Given request
Among the entries, which lines carry the string "where"? Copy each of them.

[Entries with figure data]
═══

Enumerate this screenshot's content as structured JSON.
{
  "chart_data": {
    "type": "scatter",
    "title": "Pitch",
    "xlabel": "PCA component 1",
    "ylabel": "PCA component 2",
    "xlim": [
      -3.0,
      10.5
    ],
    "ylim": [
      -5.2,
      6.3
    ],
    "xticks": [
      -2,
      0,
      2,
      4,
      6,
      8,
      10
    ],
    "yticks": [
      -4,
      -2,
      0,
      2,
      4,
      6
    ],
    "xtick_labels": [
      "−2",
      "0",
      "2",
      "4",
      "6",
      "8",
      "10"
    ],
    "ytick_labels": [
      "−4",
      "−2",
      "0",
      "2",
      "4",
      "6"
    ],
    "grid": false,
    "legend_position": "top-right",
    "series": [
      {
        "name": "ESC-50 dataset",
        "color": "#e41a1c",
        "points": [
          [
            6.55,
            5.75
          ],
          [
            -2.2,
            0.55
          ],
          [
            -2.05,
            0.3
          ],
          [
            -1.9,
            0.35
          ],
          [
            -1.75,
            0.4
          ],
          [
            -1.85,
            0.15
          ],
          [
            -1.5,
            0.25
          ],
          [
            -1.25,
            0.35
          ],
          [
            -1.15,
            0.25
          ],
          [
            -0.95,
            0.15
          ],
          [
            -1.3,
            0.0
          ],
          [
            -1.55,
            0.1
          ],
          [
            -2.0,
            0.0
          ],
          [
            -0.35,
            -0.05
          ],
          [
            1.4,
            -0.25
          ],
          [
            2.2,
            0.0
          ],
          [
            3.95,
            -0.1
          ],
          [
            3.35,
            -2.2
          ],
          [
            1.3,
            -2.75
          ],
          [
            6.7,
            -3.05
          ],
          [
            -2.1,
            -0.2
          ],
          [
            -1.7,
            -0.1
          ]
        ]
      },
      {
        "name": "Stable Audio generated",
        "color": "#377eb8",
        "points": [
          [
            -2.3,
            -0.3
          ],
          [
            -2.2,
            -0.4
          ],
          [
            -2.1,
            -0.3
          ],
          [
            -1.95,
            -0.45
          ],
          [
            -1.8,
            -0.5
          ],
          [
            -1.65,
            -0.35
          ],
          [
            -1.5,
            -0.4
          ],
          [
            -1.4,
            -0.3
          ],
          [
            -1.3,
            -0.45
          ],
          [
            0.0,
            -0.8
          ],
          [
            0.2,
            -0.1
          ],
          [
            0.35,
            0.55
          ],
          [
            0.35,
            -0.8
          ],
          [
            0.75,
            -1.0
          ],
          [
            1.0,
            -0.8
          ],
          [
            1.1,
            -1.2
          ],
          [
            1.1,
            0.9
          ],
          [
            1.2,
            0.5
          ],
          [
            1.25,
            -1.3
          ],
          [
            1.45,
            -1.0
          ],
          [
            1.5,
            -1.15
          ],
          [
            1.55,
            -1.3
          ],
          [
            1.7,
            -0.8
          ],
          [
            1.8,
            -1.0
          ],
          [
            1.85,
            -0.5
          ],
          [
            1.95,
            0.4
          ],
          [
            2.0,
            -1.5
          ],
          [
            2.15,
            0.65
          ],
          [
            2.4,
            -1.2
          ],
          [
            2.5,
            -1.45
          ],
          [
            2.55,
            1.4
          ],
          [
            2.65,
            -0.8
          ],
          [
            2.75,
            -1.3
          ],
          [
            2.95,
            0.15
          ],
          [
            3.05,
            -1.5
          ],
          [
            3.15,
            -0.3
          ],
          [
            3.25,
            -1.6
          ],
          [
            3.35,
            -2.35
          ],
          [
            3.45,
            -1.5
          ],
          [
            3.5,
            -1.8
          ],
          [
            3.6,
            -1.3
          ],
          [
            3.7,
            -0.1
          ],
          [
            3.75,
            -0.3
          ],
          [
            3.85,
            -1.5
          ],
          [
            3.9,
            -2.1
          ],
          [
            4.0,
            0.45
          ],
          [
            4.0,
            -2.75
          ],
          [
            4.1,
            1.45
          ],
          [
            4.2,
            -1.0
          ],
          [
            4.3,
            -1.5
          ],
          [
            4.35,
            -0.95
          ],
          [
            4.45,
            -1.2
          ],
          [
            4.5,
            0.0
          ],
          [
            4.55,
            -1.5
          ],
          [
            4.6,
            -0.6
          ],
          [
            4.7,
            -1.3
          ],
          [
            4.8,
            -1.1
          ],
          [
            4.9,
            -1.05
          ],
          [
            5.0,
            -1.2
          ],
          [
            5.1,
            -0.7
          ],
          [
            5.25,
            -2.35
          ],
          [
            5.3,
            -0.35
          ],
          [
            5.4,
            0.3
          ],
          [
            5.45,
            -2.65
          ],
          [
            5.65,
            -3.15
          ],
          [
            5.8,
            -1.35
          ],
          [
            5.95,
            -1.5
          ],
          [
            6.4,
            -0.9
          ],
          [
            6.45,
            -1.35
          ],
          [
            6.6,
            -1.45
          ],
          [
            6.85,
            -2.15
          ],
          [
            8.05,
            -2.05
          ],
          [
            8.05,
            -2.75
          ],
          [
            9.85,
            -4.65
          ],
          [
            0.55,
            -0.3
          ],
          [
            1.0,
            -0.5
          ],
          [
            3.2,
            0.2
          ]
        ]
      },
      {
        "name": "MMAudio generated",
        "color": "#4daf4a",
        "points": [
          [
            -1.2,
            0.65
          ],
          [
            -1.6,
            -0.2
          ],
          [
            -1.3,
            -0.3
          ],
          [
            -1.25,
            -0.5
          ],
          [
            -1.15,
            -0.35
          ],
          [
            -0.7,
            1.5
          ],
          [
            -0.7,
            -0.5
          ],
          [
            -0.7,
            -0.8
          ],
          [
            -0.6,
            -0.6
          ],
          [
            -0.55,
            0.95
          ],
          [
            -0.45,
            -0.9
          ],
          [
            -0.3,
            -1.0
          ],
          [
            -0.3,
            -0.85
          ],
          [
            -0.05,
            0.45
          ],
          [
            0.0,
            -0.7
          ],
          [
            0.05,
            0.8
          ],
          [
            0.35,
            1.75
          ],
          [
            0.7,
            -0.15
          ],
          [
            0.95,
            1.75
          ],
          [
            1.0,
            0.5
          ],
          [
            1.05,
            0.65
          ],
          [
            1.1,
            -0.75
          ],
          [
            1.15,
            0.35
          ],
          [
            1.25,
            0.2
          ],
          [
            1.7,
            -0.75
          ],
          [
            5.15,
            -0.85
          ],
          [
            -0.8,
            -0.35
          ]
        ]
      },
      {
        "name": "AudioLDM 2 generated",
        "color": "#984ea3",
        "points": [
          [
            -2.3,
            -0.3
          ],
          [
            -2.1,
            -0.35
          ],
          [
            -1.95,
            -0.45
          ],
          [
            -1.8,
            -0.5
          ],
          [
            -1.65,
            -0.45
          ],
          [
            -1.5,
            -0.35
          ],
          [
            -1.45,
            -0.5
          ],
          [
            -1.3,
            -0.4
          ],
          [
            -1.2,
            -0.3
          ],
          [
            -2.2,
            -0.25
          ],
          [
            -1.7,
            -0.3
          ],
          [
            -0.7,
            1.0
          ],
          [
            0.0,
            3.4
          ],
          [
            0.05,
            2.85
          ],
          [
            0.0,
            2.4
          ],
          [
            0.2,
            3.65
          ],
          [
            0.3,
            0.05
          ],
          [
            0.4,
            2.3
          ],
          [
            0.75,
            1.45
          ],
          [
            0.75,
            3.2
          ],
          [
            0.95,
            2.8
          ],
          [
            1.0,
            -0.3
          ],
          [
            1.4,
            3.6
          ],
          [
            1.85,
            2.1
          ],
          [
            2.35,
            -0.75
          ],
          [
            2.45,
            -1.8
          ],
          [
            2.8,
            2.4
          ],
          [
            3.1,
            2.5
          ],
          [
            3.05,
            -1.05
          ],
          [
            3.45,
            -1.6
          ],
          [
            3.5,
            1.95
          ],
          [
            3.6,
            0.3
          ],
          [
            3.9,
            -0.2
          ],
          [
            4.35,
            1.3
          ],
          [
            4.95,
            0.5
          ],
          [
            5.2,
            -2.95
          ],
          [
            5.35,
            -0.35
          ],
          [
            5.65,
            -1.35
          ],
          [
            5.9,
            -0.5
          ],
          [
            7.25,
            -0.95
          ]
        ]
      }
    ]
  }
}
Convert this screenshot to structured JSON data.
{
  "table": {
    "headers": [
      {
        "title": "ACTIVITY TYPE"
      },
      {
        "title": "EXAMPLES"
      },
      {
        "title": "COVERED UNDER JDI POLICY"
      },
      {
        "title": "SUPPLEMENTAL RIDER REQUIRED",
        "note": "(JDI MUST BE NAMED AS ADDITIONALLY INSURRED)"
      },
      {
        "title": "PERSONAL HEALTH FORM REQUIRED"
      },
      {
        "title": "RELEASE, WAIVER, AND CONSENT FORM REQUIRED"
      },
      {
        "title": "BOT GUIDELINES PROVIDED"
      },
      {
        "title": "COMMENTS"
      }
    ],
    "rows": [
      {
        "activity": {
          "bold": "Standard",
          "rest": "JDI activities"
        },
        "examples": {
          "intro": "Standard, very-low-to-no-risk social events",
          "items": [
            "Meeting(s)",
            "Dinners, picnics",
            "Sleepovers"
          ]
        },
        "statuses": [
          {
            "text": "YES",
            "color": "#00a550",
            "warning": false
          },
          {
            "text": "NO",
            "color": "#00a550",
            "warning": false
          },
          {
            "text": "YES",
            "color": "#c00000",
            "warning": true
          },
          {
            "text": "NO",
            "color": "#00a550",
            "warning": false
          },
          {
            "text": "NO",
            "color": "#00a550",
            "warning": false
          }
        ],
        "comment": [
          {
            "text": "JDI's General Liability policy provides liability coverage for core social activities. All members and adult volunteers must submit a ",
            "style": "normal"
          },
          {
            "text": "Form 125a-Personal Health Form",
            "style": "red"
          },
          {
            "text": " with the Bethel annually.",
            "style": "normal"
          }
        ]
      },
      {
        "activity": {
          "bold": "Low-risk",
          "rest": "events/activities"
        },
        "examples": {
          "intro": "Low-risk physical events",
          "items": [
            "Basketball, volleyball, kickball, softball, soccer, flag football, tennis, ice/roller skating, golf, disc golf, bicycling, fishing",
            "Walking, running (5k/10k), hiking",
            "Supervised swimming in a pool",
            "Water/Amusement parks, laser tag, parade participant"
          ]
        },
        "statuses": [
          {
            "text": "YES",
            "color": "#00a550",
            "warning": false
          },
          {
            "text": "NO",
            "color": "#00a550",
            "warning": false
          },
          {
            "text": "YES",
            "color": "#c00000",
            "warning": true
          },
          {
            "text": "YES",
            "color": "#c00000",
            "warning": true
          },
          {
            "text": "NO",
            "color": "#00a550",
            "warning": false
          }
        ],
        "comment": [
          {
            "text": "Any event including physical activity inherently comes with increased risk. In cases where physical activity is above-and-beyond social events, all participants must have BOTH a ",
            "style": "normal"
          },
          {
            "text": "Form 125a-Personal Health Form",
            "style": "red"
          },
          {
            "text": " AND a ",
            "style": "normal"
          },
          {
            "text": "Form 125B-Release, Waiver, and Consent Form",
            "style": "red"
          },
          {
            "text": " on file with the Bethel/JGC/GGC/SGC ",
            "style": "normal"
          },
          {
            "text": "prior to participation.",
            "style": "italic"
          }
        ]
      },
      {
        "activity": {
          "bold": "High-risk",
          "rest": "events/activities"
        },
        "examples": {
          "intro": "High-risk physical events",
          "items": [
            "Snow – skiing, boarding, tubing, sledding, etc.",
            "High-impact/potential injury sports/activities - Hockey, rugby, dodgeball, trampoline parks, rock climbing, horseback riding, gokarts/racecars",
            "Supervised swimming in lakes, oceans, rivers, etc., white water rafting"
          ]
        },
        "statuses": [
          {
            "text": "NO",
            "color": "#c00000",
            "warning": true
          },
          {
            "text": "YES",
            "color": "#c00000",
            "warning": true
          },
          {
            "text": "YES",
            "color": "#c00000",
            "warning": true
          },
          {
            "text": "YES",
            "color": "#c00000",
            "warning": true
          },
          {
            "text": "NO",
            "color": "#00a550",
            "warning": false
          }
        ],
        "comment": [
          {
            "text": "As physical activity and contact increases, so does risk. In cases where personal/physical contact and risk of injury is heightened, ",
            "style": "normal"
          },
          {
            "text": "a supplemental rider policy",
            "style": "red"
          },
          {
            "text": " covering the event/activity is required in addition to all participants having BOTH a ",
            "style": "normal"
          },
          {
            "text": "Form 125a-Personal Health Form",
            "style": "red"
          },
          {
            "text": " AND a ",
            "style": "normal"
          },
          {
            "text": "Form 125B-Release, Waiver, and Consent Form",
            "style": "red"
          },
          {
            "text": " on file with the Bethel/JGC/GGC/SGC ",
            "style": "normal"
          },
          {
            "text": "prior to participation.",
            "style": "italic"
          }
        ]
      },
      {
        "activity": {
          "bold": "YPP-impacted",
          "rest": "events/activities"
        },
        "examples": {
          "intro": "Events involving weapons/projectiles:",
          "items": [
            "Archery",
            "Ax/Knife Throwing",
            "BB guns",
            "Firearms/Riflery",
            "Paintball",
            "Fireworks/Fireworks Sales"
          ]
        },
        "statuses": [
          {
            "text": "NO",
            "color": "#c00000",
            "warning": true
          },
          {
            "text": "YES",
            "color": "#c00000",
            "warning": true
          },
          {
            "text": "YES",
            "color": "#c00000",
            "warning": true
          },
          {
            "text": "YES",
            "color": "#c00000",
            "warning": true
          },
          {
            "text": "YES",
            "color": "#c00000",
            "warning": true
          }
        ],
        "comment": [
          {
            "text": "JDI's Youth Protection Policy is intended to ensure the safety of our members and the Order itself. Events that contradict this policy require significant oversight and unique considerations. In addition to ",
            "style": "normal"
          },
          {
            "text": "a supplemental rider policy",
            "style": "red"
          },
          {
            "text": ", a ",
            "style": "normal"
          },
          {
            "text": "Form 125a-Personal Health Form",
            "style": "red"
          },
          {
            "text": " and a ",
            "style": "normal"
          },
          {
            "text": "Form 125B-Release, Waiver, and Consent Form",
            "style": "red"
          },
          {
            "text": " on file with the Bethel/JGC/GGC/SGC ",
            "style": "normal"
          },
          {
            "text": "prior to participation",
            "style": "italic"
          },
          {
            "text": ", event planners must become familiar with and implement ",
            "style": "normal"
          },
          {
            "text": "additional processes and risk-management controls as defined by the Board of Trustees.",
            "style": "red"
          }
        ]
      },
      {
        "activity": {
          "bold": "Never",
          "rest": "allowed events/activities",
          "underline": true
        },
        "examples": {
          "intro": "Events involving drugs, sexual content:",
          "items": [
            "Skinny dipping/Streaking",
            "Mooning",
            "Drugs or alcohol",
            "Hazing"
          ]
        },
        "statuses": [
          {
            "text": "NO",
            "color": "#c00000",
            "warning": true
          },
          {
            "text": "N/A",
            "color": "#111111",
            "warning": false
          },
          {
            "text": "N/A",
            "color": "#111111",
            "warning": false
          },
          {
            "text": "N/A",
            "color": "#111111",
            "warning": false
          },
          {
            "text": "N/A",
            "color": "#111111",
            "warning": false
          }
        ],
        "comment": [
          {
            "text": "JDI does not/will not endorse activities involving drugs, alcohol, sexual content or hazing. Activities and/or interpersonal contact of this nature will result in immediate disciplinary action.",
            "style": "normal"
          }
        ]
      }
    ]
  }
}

═══

Solved problem
            "text": "Any event including physical activity inherently comes with increased risk. In cases where physical activity is above-and-beyond social events, all participants must have BOTH a ",
            "text": "As physical activity and contact increases, so does risk. In cases where personal/physical contact and risk of injury is heightened, ",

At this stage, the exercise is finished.